[Records about charts and figures]
■ ■ ■
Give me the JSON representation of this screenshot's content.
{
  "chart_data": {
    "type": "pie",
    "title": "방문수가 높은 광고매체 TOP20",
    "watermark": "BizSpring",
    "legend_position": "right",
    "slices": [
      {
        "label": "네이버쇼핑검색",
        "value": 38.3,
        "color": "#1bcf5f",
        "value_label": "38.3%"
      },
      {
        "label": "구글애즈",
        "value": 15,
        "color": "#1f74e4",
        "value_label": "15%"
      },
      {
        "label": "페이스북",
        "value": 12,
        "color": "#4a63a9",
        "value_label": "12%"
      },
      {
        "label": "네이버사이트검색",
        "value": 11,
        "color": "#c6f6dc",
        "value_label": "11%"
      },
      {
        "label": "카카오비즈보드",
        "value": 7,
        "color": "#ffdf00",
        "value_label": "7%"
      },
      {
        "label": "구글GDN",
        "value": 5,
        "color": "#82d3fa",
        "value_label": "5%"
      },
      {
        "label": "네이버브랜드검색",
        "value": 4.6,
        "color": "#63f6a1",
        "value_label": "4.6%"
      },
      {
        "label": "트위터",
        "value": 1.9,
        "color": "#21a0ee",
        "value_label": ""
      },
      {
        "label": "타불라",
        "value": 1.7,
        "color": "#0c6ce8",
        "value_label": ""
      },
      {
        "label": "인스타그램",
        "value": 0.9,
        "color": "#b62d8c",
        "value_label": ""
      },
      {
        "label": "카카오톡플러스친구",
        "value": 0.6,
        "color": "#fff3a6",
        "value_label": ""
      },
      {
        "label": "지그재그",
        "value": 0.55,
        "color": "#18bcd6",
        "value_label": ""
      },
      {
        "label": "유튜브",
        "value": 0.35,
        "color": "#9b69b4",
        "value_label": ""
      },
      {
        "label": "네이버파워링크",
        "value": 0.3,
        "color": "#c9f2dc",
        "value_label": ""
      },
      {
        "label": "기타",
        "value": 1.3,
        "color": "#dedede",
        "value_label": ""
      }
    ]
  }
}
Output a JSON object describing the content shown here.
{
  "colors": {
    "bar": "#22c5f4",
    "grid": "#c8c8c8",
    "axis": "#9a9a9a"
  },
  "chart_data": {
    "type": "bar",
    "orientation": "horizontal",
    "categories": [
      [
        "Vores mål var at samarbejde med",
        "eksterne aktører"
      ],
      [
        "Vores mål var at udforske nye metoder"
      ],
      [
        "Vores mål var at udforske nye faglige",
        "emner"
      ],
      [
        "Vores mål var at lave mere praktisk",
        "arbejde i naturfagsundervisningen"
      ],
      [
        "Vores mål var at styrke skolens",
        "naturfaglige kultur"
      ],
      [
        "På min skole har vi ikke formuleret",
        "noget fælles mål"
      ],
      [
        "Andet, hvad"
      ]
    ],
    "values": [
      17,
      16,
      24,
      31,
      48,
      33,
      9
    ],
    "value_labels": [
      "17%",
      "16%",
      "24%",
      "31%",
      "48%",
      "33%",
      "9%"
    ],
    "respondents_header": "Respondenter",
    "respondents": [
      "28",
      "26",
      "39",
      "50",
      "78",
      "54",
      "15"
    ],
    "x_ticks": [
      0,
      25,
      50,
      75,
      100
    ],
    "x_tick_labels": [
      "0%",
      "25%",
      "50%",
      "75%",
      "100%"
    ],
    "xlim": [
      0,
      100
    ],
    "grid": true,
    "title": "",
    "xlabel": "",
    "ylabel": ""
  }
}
■ ■ ■
Given request: Report all lines of the data that include the word "Vores".

Expected answer:
        "Vores mål var at samarbejde med",
        "Vores mål var at udforske nye metoder"
        "Vores mål var at udforske nye faglige",
        "Vores mål var at lave mere praktisk",
        "Vores mål var at styrke skolens",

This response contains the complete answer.